_Excerpt to read:_
--------------------------------

Product Innovation and Beverage Portfolio Expansion
Innovation of both new brands and packages has been and will continue to be critical to the Company's overall revenue. During 2008, the Company tested the 16-ounce bottle/24-ounce bottle package for many of the Company's sparkling beverages in select convenience stores and introduced it companywide in 2009. New packaging introductions included the 1.25-liter bottle in 2011, the 7.5-ounce sleek can in 2010 and the 2-liter contour bottle for Coca-Cola products during 2009.
The Company has invested in its own brand portfolio with products such as Tum-E Yummies, a vitamin C enhanced flavored drink, Country Breeze tea, Bean & Body coffee beverages and Fuel in a Bottle power shots. These brands enable the Company to participate in strong growth categories and capitalize on distribution channels that may include the Company's traditional Coca-Cola franchise territory as well as third party distributors outside the Company's traditional Coca-Cola franchise territory. While the growth prospects of Company-owned or exclusively licensed brands appear promising, the cost of developing, marketing and distributing these brands is anticipated to be significant as well.

--------------------------------

_What is asked:_
(a) From the beverage portfolio excerpt, return the passage that begins at the words "The Company has" and stops after "significant as well.", copied word for word.
(b) In the beverage portfolio excerpt, how is Tum-E Yummies described?
(c) Extend the passage on the Company's product innovation and beverage portfolio, starting after its final sentence.

_Data extract:_
--------------------------------

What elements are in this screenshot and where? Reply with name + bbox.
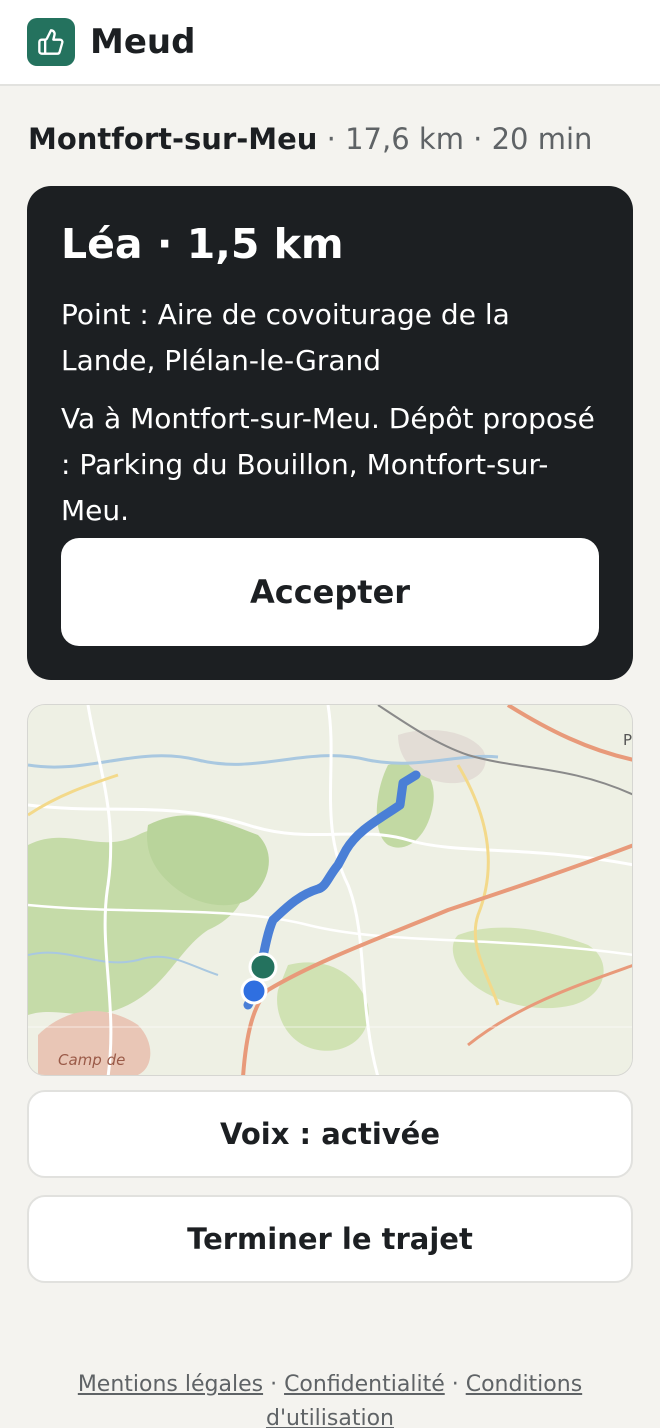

--------------------------------

_Results for the exercise:_
(a)
The Company has invested in its own brand portfolio with products such as Tum-E Yummies, a vitamin C enhanced flavored drink, Country Breeze tea, Bean & Body coffee beverages and Fuel in a Bottle power shots. These brands enable the Company to participate in strong growth categories and capitalize on distribution channels that may include the Company's traditional Coca-Cola franchise territory as well as third party distributors outside the Company's traditional Coca-Cola franchise territory. While the growth prospects of Company-owned or exclusively licensed brands appear promising, the cost of developing, marketing and distributing these brands is anticipated to be significant as well.

(b) As a vitamin C enhanced flavored drink.

(c)
Distribution Cost Management
Distribution costs represent the costs of transporting finished goods from Company locations to customer outlets. Total distribution costs amounted to $150.9 million and $144.5 million in YTD 2012 and YTD 2011, respectively. Over the past several years, the Company has focused on converting its distribution system from a conventional routing system to a predictive system. This conversion to a predictive system has allowed the Company to more efficiently handle an increasing number of products and packages. In addition, the Company has closed a number of smaller sales distribution centers over the past several years, reducing its fixed warehouse-related costs.
The Company has three primary delivery systems for its current business:
• bulk delivery for large supermarkets, mass merchandisers and club stores;
• advanced sales delivery for convenience stores, drug stores, small supermarkets and certain on-premise accounts; and
• full service delivery for its full service vending customers.
Distribution cost management will continue to be a key area of emphasis for the Company.
Productivity
A key driver in the Company's selling, delivery and administrative ("S,D&A") expense management relates to ongoing improvements in labor productivity and asset productivity.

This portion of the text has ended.